INSTRUCTIONS FOR THE TASK:
Find and copy each line of the records where the string "text" shows up.

PROVIDED MATERIAL:
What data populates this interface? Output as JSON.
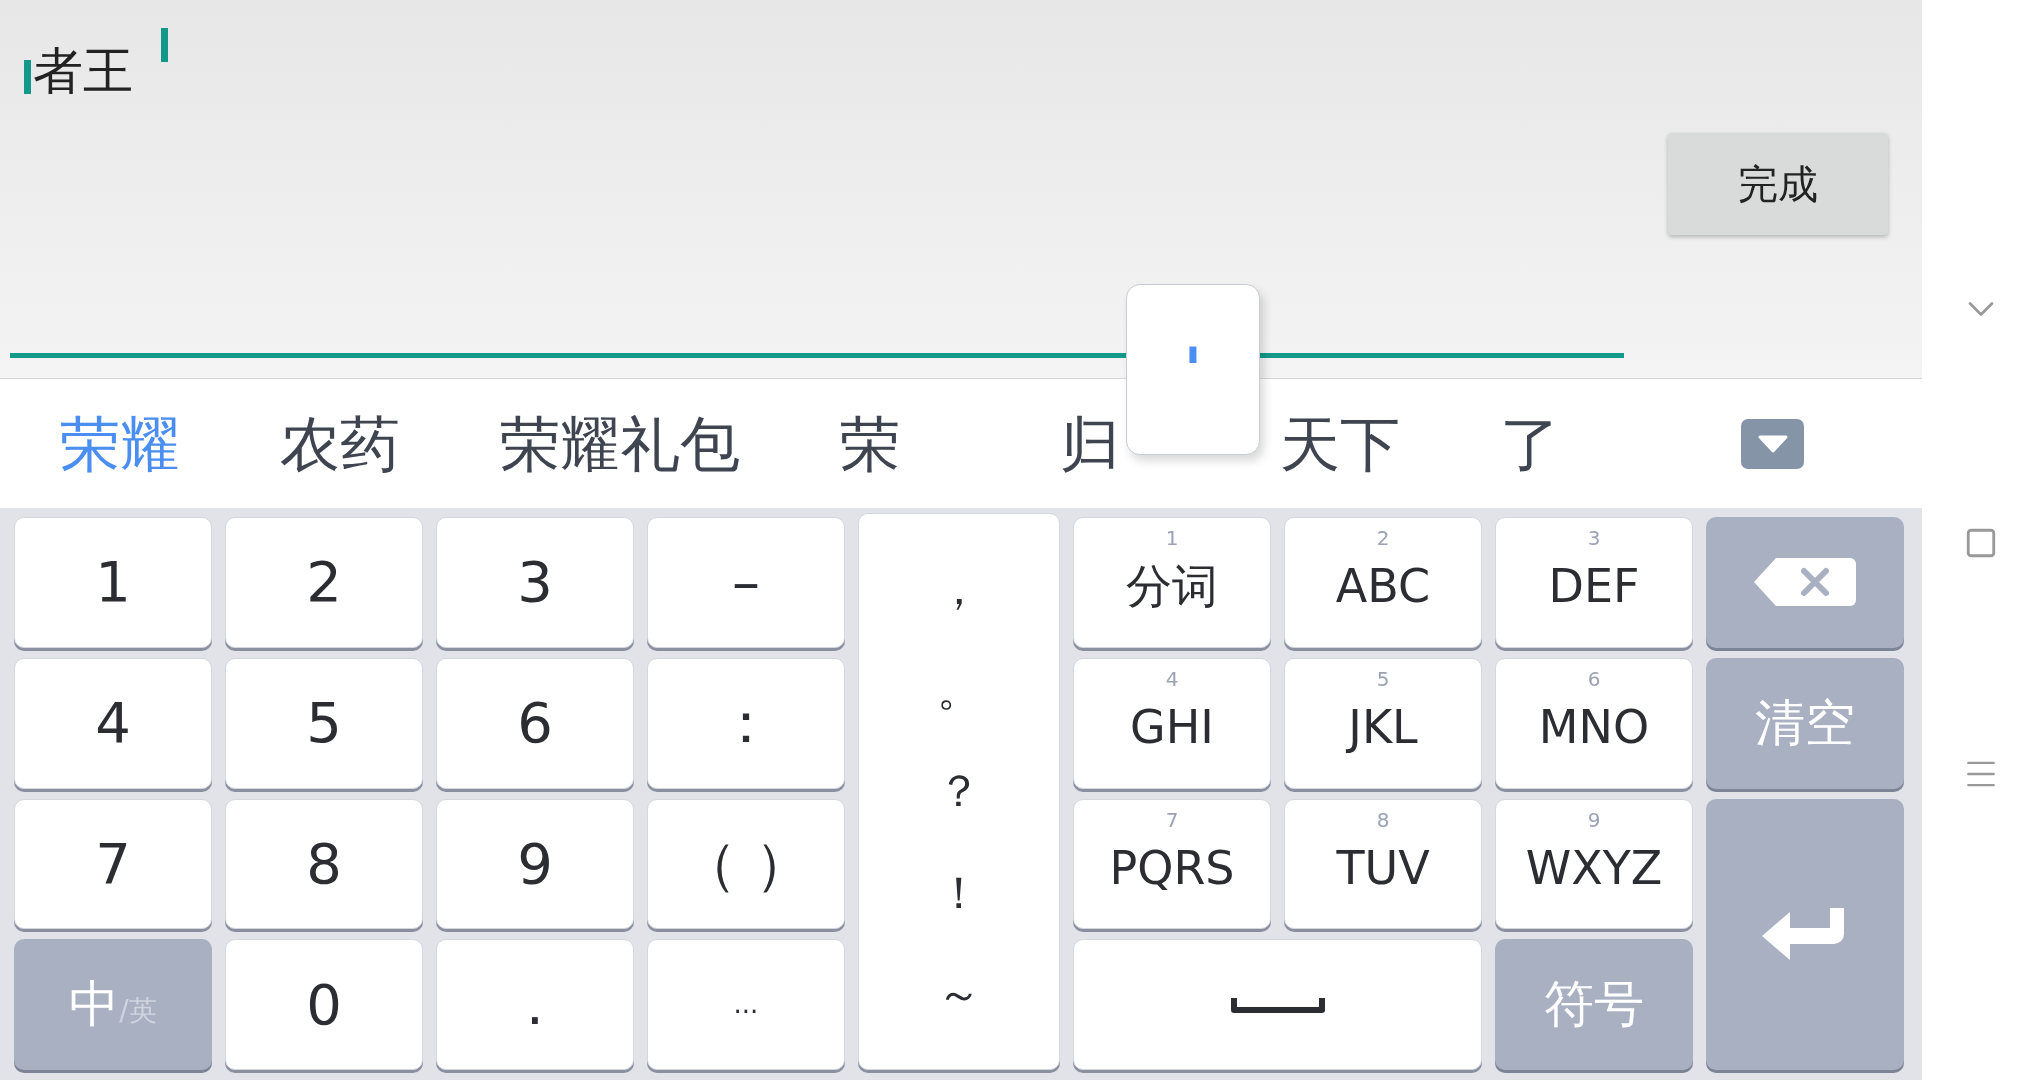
{
  "input": {
    "value": "者王"
  },
  "done_button": "完成",
  "key_preview": "'",
  "candidates": [
    {
      "text": "荣耀",
      "selected": true
    },
    {
      "text": "农药",
      "selected": false
    },
    {
      "text": "荣耀礼包",
      "selected": false
    },
    {
      "text": "荣",
      "selected": false
    },
    {
      "text": "归",
      "selected": false
    },
    {
      "text": "天下",
      "selected": false
    },
    {
      "text": "了",
      "selected": false
    }
  ],
  "keys": [
    {
      "kind": "digit",
      "label": "1"
    },
    {
      "kind": "digit",
      "label": "2"
    },
    {
      "kind": "digit",
      "label": "3"
    },
    {
      "kind": "digit",
      "label": "–"
    },
    {
      "kind": "punct_column",
      "items": [
        "，",
        "。",
        "？",
        "！",
        "～"
      ]
    },
    {
      "kind": "letters",
      "number": "1",
      "label": "分词"
    },
    {
      "kind": "letters",
      "number": "2",
      "label": "ABC"
    },
    {
      "kind": "letters",
      "number": "3",
      "label": "DEF"
    },
    {
      "kind": "backspace"
    },
    {
      "kind": "digit",
      "label": "4"
    },
    {
      "kind": "digit",
      "label": "5"
    },
    {
      "kind": "digit",
      "label": "6"
    },
    {
      "kind": "digit",
      "label": "："
    },
    {
      "kind": "letters",
      "number": "4",
      "label": "GHI"
    },
    {
      "kind": "letters",
      "number": "5",
      "label": "JKL"
    },
    {
      "kind": "letters",
      "number": "6",
      "label": "MNO"
    },
    {
      "kind": "function",
      "label": "清空"
    },
    {
      "kind": "digit",
      "label": "7"
    },
    {
      "kind": "digit",
      "label": "8"
    },
    {
      "kind": "digit",
      "label": "9"
    },
    {
      "kind": "digit",
      "label": "（ ）"
    },
    {
      "kind": "letters",
      "number": "7",
      "label": "PQRS"
    },
    {
      "kind": "letters",
      "number": "8",
      "label": "TUV"
    },
    {
      "kind": "letters",
      "number": "9",
      "label": "WXYZ"
    },
    {
      "kind": "enter"
    },
    {
      "kind": "lang",
      "primary": "中",
      "secondary": "/英"
    },
    {
      "kind": "digit",
      "label": "0"
    },
    {
      "kind": "digit",
      "label": "."
    },
    {
      "kind": "small",
      "label": "..."
    },
    {
      "kind": "space"
    },
    {
      "kind": "function",
      "label": "符号"
    }
  ]
}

ANSWER TO THE TASK:
      "text": "荣耀",
      "text": "农药",
      "text": "荣耀礼包",
      "text": "荣",
      "text": "归",
      "text": "天下",
      "text": "了",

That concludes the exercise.